• [DIRECTIONS FOR THIS TASK]
Skip the pictures and repeat each line of the data exactly.

• [EXTRACTED ENTRIES]
______________________________
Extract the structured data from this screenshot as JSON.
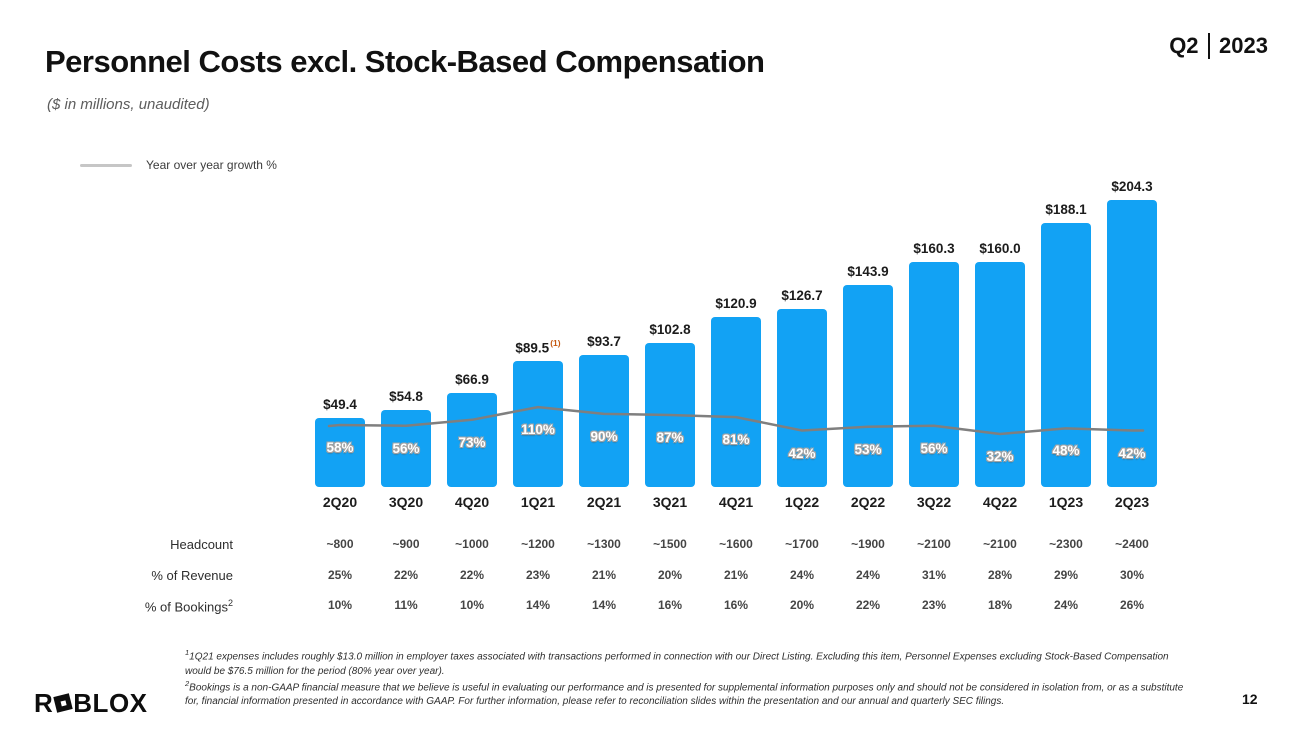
{
  "header": {
    "title": "Personnel Costs excl. Stock-Based Compensation",
    "subtitle": "($ in millions, unaudited)",
    "period_quarter": "Q2",
    "period_year": "2023"
  },
  "legend": {
    "yoy_label": "Year over year growth %"
  },
  "chart_data": {
    "type": "bar",
    "title": "Personnel Costs excl. Stock-Based Compensation",
    "subtitle": "($ in millions, unaudited)",
    "categories": [
      "2Q20",
      "3Q20",
      "4Q20",
      "1Q21",
      "2Q21",
      "3Q21",
      "4Q21",
      "1Q22",
      "2Q22",
      "3Q22",
      "4Q22",
      "1Q23",
      "2Q23"
    ],
    "series": [
      {
        "name": "Personnel costs excl. stock-based compensation ($M)",
        "values": [
          49.4,
          54.8,
          66.9,
          89.5,
          93.7,
          102.8,
          120.9,
          126.7,
          143.9,
          160.3,
          160.0,
          188.1,
          204.3
        ],
        "labels": [
          "$49.4",
          "$54.8",
          "$66.9",
          "$89.5",
          "$93.7",
          "$102.8",
          "$120.9",
          "$126.7",
          "$143.9",
          "$160.3",
          "$160.0",
          "$188.1",
          "$204.3"
        ]
      },
      {
        "name": "Year over year growth %",
        "values": [
          58,
          56,
          73,
          110,
          90,
          87,
          81,
          42,
          53,
          56,
          32,
          48,
          42
        ],
        "labels": [
          "58%",
          "56%",
          "73%",
          "110%",
          "90%",
          "87%",
          "81%",
          "42%",
          "53%",
          "56%",
          "32%",
          "48%",
          "42%"
        ]
      }
    ],
    "annotations": {
      "footnote_marker": "(1)",
      "footnote_marker_category": "1Q21"
    },
    "colors": {
      "bar": "#12a2f4",
      "line": "#7f7f7f",
      "marker": "#c55a11",
      "legend_swatch": "#c6c6c6"
    },
    "legend_position": "top-left",
    "grid": false,
    "xlabel": "",
    "ylabel": ""
  },
  "table": {
    "rows": [
      {
        "label": "Headcount",
        "sup": "",
        "values": [
          "~800",
          "~900",
          "~1000",
          "~1200",
          "~1300",
          "~1500",
          "~1600",
          "~1700",
          "~1900",
          "~2100",
          "~2100",
          "~2300",
          "~2400"
        ]
      },
      {
        "label": "% of Revenue",
        "sup": "",
        "values": [
          "25%",
          "22%",
          "22%",
          "23%",
          "21%",
          "20%",
          "21%",
          "24%",
          "24%",
          "31%",
          "28%",
          "29%",
          "30%"
        ]
      },
      {
        "label": "% of Bookings",
        "sup": "2",
        "values": [
          "10%",
          "11%",
          "10%",
          "14%",
          "14%",
          "16%",
          "16%",
          "20%",
          "22%",
          "23%",
          "18%",
          "24%",
          "26%"
        ]
      }
    ]
  },
  "footnotes": [
    {
      "sup": "1",
      "text": "1Q21 expenses includes roughly $13.0 million in employer taxes associated with transactions performed in connection with our Direct Listing. Excluding this item, Personnel Expenses excluding Stock-Based Compensation would be $76.5 million for the period (80% year over year)."
    },
    {
      "sup": "2",
      "text": "Bookings is a non-GAAP financial measure that we believe is useful in evaluating our performance and is presented for supplemental information purposes only and should not be considered in isolation from, or as a substitute for, financial information presented in accordance with GAAP. For further information, please refer to reconciliation slides within the presentation and our annual and quarterly SEC filings."
    }
  ],
  "footer": {
    "logo_r": "R",
    "logo_blox": "BLOX",
    "page_number": "12"
  }
}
______________________________
• [WRITTEN SOLUTION]
Extract the structured data from this screenshot as JSON.
{
  "header": {
    "title": "Personnel Costs excl. Stock-Based Compensation",
    "subtitle": "($ in millions, unaudited)",
    "period_quarter": "Q2",
    "period_year": "2023"
  },
  "legend": {
    "yoy_label": "Year over year growth %"
  },
  "chart_data": {
    "type": "bar",
    "title": "Personnel Costs excl. Stock-Based Compensation",
    "subtitle": "($ in millions, unaudited)",
    "categories": [
      "2Q20",
      "3Q20",
      "4Q20",
      "1Q21",
      "2Q21",
      "3Q21",
      "4Q21",
      "1Q22",
      "2Q22",
      "3Q22",
      "4Q22",
      "1Q23",
      "2Q23"
    ],
    "series": [
      {
        "name": "Personnel costs excl. stock-based compensation ($M)",
        "values": [
          49.4,
          54.8,
          66.9,
          89.5,
          93.7,
          102.8,
          120.9,
          126.7,
          143.9,
          160.3,
          160.0,
          188.1,
          204.3
        ],
        "labels": [
          "$49.4",
          "$54.8",
          "$66.9",
          "$89.5",
          "$93.7",
          "$102.8",
          "$120.9",
          "$126.7",
          "$143.9",
          "$160.3",
          "$160.0",
          "$188.1",
          "$204.3"
        ]
      },
      {
        "name": "Year over year growth %",
        "values": [
          58,
          56,
          73,
          110,
          90,
          87,
          81,
          42,
          53,
          56,
          32,
          48,
          42
        ],
        "labels": [
          "58%",
          "56%",
          "73%",
          "110%",
          "90%",
          "87%",
          "81%",
          "42%",
          "53%",
          "56%",
          "32%",
          "48%",
          "42%"
        ]
      }
    ],
    "annotations": {
      "footnote_marker": "(1)",
      "footnote_marker_category": "1Q21"
    },
    "colors": {
      "bar": "#12a2f4",
      "line": "#7f7f7f",
      "marker": "#c55a11",
      "legend_swatch": "#c6c6c6"
    },
    "legend_position": "top-left",
    "grid": false,
    "xlabel": "",
    "ylabel": ""
  },
  "table": {
    "rows": [
      {
        "label": "Headcount",
        "sup": "",
        "values": [
          "~800",
          "~900",
          "~1000",
          "~1200",
          "~1300",
          "~1500",
          "~1600",
          "~1700",
          "~1900",
          "~2100",
          "~2100",
          "~2300",
          "~2400"
        ]
      },
      {
        "label": "% of Revenue",
        "sup": "",
        "values": [
          "25%",
          "22%",
          "22%",
          "23%",
          "21%",
          "20%",
          "21%",
          "24%",
          "24%",
          "31%",
          "28%",
          "29%",
          "30%"
        ]
      },
      {
        "label": "% of Bookings",
        "sup": "2",
        "values": [
          "10%",
          "11%",
          "10%",
          "14%",
          "14%",
          "16%",
          "16%",
          "20%",
          "22%",
          "23%",
          "18%",
          "24%",
          "26%"
        ]
      }
    ]
  },
  "footnotes": [
    {
      "sup": "1",
      "text": "1Q21 expenses includes roughly $13.0 million in employer taxes associated with transactions performed in connection with our Direct Listing. Excluding this item, Personnel Expenses excluding Stock-Based Compensation would be $76.5 million for the period (80% year over year)."
    },
    {
      "sup": "2",
      "text": "Bookings is a non-GAAP financial measure that we believe is useful in evaluating our performance and is presented for supplemental information purposes only and should not be considered in isolation from, or as a substitute for, financial information presented in accordance with GAAP. For further information, please refer to reconciliation slides within the presentation and our annual and quarterly SEC filings."
    }
  ],
  "footer": {
    "logo_r": "R",
    "logo_blox": "BLOX",
    "page_number": "12"
  }
}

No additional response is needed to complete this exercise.